[The exercise] Please write out the complete listing that follows, exactly as it reads.

[Data listing]
>> begin
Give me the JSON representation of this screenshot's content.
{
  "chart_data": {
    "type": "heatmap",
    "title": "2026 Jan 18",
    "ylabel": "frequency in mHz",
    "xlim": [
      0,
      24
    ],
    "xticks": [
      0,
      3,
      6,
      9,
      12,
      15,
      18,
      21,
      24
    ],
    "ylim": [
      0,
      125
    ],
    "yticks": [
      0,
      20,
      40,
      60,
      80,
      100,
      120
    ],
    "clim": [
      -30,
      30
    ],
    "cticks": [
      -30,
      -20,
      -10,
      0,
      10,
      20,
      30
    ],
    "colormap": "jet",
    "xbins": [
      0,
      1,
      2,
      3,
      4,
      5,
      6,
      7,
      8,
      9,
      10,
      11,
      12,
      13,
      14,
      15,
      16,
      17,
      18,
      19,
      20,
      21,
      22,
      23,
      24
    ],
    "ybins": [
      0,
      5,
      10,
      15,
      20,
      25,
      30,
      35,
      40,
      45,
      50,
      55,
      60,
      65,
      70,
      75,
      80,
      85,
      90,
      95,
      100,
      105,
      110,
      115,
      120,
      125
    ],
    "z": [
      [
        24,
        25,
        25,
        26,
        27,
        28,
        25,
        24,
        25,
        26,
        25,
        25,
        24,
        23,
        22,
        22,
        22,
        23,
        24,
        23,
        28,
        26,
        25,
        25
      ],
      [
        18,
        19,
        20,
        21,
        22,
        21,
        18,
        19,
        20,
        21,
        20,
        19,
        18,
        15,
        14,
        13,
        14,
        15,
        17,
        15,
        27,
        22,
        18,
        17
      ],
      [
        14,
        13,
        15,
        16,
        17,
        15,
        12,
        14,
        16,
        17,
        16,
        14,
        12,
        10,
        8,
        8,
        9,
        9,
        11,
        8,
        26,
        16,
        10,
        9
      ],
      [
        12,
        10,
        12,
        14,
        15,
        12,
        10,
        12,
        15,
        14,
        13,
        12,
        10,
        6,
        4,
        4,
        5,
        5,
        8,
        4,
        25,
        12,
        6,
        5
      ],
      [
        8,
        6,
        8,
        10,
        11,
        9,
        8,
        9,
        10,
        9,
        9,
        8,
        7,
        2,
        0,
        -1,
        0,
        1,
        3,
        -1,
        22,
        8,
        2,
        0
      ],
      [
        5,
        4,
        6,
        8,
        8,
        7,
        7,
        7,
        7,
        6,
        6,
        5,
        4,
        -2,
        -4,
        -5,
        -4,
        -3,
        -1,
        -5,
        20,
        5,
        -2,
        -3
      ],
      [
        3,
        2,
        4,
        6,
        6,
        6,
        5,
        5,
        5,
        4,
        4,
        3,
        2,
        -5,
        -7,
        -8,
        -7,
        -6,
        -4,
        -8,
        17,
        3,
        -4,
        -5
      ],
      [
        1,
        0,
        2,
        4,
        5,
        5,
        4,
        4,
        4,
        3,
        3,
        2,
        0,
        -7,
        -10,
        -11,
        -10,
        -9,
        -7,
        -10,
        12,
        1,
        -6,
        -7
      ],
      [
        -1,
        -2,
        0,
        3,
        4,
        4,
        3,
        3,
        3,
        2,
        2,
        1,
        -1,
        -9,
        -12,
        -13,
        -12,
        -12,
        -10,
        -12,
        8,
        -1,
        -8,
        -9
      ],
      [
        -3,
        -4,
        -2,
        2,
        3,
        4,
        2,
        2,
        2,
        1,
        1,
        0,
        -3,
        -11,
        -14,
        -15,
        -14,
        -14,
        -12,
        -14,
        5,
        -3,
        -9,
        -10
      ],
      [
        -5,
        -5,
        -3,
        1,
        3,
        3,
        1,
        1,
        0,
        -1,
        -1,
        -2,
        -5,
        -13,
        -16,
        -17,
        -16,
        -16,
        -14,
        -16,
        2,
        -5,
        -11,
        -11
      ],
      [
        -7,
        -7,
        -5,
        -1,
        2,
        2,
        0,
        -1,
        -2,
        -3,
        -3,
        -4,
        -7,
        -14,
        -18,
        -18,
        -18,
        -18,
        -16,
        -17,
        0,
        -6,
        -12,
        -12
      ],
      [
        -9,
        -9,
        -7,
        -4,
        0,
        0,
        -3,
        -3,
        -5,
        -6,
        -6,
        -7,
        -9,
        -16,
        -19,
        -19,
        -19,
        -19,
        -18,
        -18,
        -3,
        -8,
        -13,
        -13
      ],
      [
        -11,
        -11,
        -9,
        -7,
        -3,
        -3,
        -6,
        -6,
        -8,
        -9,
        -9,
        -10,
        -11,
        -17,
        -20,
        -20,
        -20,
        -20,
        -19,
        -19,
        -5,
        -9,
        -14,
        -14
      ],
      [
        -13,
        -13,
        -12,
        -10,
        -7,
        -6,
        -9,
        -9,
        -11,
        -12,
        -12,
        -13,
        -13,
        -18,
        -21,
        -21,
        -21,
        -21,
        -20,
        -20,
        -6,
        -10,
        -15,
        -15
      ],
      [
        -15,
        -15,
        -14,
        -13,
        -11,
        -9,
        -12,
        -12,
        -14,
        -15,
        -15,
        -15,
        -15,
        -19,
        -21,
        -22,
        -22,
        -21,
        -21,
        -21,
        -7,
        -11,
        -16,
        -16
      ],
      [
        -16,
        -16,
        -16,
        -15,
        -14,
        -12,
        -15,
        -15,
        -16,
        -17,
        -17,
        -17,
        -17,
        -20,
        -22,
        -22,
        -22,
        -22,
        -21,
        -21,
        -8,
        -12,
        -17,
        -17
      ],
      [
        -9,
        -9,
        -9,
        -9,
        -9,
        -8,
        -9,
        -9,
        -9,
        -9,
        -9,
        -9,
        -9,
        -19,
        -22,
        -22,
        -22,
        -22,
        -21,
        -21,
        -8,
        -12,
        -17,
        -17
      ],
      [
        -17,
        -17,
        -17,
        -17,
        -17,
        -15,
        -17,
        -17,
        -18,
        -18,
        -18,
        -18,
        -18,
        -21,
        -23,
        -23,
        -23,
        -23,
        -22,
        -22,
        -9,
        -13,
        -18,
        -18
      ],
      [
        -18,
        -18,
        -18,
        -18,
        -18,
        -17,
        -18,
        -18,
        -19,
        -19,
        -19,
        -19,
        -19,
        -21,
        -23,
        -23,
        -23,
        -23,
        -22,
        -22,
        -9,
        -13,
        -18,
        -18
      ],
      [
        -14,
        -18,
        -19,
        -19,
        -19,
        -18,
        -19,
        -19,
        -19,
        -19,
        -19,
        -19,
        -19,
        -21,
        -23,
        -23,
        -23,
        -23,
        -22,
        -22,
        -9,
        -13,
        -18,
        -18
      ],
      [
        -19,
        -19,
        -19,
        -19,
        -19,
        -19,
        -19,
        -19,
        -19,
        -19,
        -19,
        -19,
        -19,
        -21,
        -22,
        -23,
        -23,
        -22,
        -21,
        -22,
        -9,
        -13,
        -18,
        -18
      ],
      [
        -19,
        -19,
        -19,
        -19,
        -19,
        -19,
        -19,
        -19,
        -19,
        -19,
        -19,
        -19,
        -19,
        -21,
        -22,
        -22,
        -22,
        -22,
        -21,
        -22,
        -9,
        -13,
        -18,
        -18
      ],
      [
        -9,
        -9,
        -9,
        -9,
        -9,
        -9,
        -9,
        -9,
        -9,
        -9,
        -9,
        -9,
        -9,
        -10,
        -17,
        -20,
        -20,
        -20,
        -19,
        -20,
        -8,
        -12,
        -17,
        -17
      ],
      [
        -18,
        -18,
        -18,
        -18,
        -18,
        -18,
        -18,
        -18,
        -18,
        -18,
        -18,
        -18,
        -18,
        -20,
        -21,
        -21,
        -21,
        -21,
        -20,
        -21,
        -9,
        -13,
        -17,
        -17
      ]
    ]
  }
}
>> end
[Task solution]
Give me the JSON representation of this screenshot's content.
{
  "chart_data": {
    "type": "heatmap",
    "title": "2026 Jan 18",
    "ylabel": "frequency in mHz",
    "xlim": [
      0,
      24
    ],
    "xticks": [
      0,
      3,
      6,
      9,
      12,
      15,
      18,
      21,
      24
    ],
    "ylim": [
      0,
      125
    ],
    "yticks": [
      0,
      20,
      40,
      60,
      80,
      100,
      120
    ],
    "clim": [
      -30,
      30
    ],
    "cticks": [
      -30,
      -20,
      -10,
      0,
      10,
      20,
      30
    ],
    "colormap": "jet",
    "xbins": [
      0,
      1,
      2,
      3,
      4,
      5,
      6,
      7,
      8,
      9,
      10,
      11,
      12,
      13,
      14,
      15,
      16,
      17,
      18,
      19,
      20,
      21,
      22,
      23,
      24
    ],
    "ybins": [
      0,
      5,
      10,
      15,
      20,
      25,
      30,
      35,
      40,
      45,
      50,
      55,
      60,
      65,
      70,
      75,
      80,
      85,
      90,
      95,
      100,
      105,
      110,
      115,
      120,
      125
    ],
    "z": [
      [
        24,
        25,
        25,
        26,
        27,
        28,
        25,
        24,
        25,
        26,
        25,
        25,
        24,
        23,
        22,
        22,
        22,
        23,
        24,
        23,
        28,
        26,
        25,
        25
      ],
      [
        18,
        19,
        20,
        21,
        22,
        21,
        18,
        19,
        20,
        21,
        20,
        19,
        18,
        15,
        14,
        13,
        14,
        15,
        17,
        15,
        27,
        22,
        18,
        17
      ],
      [
        14,
        13,
        15,
        16,
        17,
        15,
        12,
        14,
        16,
        17,
        16,
        14,
        12,
        10,
        8,
        8,
        9,
        9,
        11,
        8,
        26,
        16,
        10,
        9
      ],
      [
        12,
        10,
        12,
        14,
        15,
        12,
        10,
        12,
        15,
        14,
        13,
        12,
        10,
        6,
        4,
        4,
        5,
        5,
        8,
        4,
        25,
        12,
        6,
        5
      ],
      [
        8,
        6,
        8,
        10,
        11,
        9,
        8,
        9,
        10,
        9,
        9,
        8,
        7,
        2,
        0,
        -1,
        0,
        1,
        3,
        -1,
        22,
        8,
        2,
        0
      ],
      [
        5,
        4,
        6,
        8,
        8,
        7,
        7,
        7,
        7,
        6,
        6,
        5,
        4,
        -2,
        -4,
        -5,
        -4,
        -3,
        -1,
        -5,
        20,
        5,
        -2,
        -3
      ],
      [
        3,
        2,
        4,
        6,
        6,
        6,
        5,
        5,
        5,
        4,
        4,
        3,
        2,
        -5,
        -7,
        -8,
        -7,
        -6,
        -4,
        -8,
        17,
        3,
        -4,
        -5
      ],
      [
        1,
        0,
        2,
        4,
        5,
        5,
        4,
        4,
        4,
        3,
        3,
        2,
        0,
        -7,
        -10,
        -11,
        -10,
        -9,
        -7,
        -10,
        12,
        1,
        -6,
        -7
      ],
      [
        -1,
        -2,
        0,
        3,
        4,
        4,
        3,
        3,
        3,
        2,
        2,
        1,
        -1,
        -9,
        -12,
        -13,
        -12,
        -12,
        -10,
        -12,
        8,
        -1,
        -8,
        -9
      ],
      [
        -3,
        -4,
        -2,
        2,
        3,
        4,
        2,
        2,
        2,
        1,
        1,
        0,
        -3,
        -11,
        -14,
        -15,
        -14,
        -14,
        -12,
        -14,
        5,
        -3,
        -9,
        -10
      ],
      [
        -5,
        -5,
        -3,
        1,
        3,
        3,
        1,
        1,
        0,
        -1,
        -1,
        -2,
        -5,
        -13,
        -16,
        -17,
        -16,
        -16,
        -14,
        -16,
        2,
        -5,
        -11,
        -11
      ],
      [
        -7,
        -7,
        -5,
        -1,
        2,
        2,
        0,
        -1,
        -2,
        -3,
        -3,
        -4,
        -7,
        -14,
        -18,
        -18,
        -18,
        -18,
        -16,
        -17,
        0,
        -6,
        -12,
        -12
      ],
      [
        -9,
        -9,
        -7,
        -4,
        0,
        0,
        -3,
        -3,
        -5,
        -6,
        -6,
        -7,
        -9,
        -16,
        -19,
        -19,
        -19,
        -19,
        -18,
        -18,
        -3,
        -8,
        -13,
        -13
      ],
      [
        -11,
        -11,
        -9,
        -7,
        -3,
        -3,
        -6,
        -6,
        -8,
        -9,
        -9,
        -10,
        -11,
        -17,
        -20,
        -20,
        -20,
        -20,
        -19,
        -19,
        -5,
        -9,
        -14,
        -14
      ],
      [
        -13,
        -13,
        -12,
        -10,
        -7,
        -6,
        -9,
        -9,
        -11,
        -12,
        -12,
        -13,
        -13,
        -18,
        -21,
        -21,
        -21,
        -21,
        -20,
        -20,
        -6,
        -10,
        -15,
        -15
      ],
      [
        -15,
        -15,
        -14,
        -13,
        -11,
        -9,
        -12,
        -12,
        -14,
        -15,
        -15,
        -15,
        -15,
        -19,
        -21,
        -22,
        -22,
        -21,
        -21,
        -21,
        -7,
        -11,
        -16,
        -16
      ],
      [
        -16,
        -16,
        -16,
        -15,
        -14,
        -12,
        -15,
        -15,
        -16,
        -17,
        -17,
        -17,
        -17,
        -20,
        -22,
        -22,
        -22,
        -22,
        -21,
        -21,
        -8,
        -12,
        -17,
        -17
      ],
      [
        -9,
        -9,
        -9,
        -9,
        -9,
        -8,
        -9,
        -9,
        -9,
        -9,
        -9,
        -9,
        -9,
        -19,
        -22,
        -22,
        -22,
        -22,
        -21,
        -21,
        -8,
        -12,
        -17,
        -17
      ],
      [
        -17,
        -17,
        -17,
        -17,
        -17,
        -15,
        -17,
        -17,
        -18,
        -18,
        -18,
        -18,
        -18,
        -21,
        -23,
        -23,
        -23,
        -23,
        -22,
        -22,
        -9,
        -13,
        -18,
        -18
      ],
      [
        -18,
        -18,
        -18,
        -18,
        -18,
        -17,
        -18,
        -18,
        -19,
        -19,
        -19,
        -19,
        -19,
        -21,
        -23,
        -23,
        -23,
        -23,
        -22,
        -22,
        -9,
        -13,
        -18,
        -18
      ],
      [
        -14,
        -18,
        -19,
        -19,
        -19,
        -18,
        -19,
        -19,
        -19,
        -19,
        -19,
        -19,
        -19,
        -21,
        -23,
        -23,
        -23,
        -23,
        -22,
        -22,
        -9,
        -13,
        -18,
        -18
      ],
      [
        -19,
        -19,
        -19,
        -19,
        -19,
        -19,
        -19,
        -19,
        -19,
        -19,
        -19,
        -19,
        -19,
        -21,
        -22,
        -23,
        -23,
        -22,
        -21,
        -22,
        -9,
        -13,
        -18,
        -18
      ],
      [
        -19,
        -19,
        -19,
        -19,
        -19,
        -19,
        -19,
        -19,
        -19,
        -19,
        -19,
        -19,
        -19,
        -21,
        -22,
        -22,
        -22,
        -22,
        -21,
        -22,
        -9,
        -13,
        -18,
        -18
      ],
      [
        -9,
        -9,
        -9,
        -9,
        -9,
        -9,
        -9,
        -9,
        -9,
        -9,
        -9,
        -9,
        -9,
        -10,
        -17,
        -20,
        -20,
        -20,
        -19,
        -20,
        -8,
        -12,
        -17,
        -17
      ],
      [
        -18,
        -18,
        -18,
        -18,
        -18,
        -18,
        -18,
        -18,
        -18,
        -18,
        -18,
        -18,
        -18,
        -20,
        -21,
        -21,
        -21,
        -21,
        -20,
        -21,
        -9,
        -13,
        -17,
        -17
      ]
    ]
  }
}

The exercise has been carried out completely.